(Data listing)

* Start *

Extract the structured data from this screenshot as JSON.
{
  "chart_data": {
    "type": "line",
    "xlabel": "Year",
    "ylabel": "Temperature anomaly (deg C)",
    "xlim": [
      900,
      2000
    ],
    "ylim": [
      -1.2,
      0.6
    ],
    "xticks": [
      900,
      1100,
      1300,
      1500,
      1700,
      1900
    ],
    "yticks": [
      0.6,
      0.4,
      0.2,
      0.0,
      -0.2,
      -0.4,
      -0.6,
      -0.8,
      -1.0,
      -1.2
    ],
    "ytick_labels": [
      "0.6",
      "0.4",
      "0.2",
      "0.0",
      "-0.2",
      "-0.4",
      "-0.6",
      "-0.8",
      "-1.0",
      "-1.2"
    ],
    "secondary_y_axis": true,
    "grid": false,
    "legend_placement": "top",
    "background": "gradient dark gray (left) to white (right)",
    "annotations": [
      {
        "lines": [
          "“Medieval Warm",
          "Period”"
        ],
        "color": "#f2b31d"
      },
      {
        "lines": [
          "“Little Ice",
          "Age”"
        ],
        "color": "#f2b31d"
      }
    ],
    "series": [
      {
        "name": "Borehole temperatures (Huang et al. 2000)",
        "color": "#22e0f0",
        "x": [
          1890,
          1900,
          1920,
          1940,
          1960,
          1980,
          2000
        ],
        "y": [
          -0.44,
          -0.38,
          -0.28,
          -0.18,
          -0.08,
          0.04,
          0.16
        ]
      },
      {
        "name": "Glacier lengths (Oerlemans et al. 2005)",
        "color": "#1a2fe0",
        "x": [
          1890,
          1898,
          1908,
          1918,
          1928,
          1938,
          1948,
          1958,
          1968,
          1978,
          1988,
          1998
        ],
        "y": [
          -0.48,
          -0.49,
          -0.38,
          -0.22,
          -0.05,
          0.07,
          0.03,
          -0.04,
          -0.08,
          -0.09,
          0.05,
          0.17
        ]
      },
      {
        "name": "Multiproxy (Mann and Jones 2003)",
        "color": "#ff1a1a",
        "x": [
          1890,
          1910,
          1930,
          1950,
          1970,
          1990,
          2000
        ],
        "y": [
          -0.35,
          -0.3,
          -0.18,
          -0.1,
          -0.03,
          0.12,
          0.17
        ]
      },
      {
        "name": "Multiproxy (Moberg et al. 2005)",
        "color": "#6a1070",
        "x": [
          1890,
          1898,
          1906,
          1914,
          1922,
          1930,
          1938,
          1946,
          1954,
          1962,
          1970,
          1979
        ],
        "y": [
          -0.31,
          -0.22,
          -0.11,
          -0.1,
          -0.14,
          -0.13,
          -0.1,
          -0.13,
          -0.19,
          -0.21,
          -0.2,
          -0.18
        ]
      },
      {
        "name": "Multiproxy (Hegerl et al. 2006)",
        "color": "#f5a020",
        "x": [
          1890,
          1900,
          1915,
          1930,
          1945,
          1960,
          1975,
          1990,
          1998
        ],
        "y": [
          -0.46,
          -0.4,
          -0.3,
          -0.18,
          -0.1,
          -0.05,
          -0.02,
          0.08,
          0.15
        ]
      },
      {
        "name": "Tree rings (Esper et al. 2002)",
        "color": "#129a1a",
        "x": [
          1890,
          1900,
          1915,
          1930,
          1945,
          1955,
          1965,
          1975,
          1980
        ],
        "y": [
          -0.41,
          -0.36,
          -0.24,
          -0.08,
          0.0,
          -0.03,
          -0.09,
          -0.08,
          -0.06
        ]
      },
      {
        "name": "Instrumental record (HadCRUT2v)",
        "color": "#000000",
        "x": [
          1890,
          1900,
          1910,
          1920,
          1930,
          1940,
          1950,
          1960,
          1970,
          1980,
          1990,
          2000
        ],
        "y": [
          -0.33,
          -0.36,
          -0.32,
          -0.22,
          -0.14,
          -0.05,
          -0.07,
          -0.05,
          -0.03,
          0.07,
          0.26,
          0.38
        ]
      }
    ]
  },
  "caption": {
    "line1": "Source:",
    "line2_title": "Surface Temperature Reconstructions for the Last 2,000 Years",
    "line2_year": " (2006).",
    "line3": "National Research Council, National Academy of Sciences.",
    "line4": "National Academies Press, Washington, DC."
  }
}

* End *

- [PROBLEM TO SOLVE]
Tally the lines of the material above that contain the word "Multiproxy" and report the total alone.

- [THE SOLUTION]
3